→ Your goal: Wherever the word "Deklarasikan" turns up in a line of the entries, copy that line.

→ Data for this task:
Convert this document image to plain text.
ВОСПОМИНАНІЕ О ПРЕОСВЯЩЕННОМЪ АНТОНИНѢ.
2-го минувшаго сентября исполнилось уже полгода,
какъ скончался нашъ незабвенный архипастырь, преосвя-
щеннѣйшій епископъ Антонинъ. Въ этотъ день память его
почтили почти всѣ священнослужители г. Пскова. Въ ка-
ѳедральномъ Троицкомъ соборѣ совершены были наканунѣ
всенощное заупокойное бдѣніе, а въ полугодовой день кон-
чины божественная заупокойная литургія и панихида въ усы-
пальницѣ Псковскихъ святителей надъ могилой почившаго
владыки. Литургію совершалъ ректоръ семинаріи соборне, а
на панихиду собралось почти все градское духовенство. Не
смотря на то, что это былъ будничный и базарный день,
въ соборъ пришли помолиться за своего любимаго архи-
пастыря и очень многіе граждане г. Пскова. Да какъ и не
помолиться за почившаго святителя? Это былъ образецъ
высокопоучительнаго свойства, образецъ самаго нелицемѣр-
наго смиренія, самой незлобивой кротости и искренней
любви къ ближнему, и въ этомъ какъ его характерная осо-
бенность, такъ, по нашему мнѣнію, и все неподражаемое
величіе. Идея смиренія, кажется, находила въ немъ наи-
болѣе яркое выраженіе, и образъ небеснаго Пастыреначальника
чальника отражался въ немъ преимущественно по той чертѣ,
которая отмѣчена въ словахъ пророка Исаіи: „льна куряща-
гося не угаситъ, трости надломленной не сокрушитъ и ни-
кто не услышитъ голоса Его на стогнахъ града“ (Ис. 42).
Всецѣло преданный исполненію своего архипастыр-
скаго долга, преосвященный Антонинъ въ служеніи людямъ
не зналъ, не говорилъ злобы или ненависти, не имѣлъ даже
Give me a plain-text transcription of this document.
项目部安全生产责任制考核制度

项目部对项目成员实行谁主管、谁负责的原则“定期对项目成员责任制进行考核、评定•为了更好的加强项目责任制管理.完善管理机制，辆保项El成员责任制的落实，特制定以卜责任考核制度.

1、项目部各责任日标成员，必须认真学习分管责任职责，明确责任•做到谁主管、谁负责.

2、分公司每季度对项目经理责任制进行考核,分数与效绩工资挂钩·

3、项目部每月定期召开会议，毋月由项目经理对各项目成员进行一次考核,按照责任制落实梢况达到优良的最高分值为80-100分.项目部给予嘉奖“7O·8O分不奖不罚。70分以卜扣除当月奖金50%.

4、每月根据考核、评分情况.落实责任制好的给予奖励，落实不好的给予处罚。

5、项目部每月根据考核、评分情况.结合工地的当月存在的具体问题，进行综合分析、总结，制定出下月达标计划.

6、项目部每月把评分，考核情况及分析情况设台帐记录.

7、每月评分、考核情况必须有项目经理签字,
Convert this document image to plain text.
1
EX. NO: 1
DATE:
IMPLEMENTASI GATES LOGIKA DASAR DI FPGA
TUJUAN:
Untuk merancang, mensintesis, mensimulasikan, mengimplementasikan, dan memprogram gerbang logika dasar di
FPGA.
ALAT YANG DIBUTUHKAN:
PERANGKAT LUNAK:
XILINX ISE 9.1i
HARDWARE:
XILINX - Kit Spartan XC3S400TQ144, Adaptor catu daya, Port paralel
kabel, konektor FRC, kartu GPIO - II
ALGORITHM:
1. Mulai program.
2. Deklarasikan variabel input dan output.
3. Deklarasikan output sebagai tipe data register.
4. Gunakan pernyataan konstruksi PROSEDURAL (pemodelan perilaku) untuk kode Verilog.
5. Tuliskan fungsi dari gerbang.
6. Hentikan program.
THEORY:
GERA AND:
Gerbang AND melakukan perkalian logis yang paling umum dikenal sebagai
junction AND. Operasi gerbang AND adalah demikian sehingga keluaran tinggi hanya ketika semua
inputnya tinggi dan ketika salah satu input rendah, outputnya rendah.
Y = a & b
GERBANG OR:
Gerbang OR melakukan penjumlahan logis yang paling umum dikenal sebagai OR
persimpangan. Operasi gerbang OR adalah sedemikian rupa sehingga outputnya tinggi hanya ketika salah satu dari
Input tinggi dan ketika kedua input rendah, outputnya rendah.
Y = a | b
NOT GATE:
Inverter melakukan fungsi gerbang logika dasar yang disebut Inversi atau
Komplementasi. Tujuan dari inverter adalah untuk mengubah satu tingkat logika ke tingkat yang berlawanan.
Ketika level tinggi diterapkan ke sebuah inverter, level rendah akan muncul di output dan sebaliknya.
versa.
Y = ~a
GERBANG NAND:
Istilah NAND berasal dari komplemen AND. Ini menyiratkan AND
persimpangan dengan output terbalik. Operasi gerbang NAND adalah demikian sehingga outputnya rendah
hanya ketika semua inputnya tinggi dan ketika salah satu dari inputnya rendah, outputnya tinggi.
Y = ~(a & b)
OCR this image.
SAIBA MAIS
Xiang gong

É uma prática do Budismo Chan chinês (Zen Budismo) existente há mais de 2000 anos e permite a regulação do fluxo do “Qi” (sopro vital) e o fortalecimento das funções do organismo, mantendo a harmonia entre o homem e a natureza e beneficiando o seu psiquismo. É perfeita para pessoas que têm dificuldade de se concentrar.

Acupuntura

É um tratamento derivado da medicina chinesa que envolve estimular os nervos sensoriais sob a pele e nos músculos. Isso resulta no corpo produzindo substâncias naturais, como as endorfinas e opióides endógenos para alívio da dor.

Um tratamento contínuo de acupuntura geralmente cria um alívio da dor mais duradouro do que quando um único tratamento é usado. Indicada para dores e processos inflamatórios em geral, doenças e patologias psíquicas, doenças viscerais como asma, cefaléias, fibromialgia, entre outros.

→ Written reply:
2. Deklarasikan variabel input dan output.
3. Deklarasikan output sebagai tipe data register.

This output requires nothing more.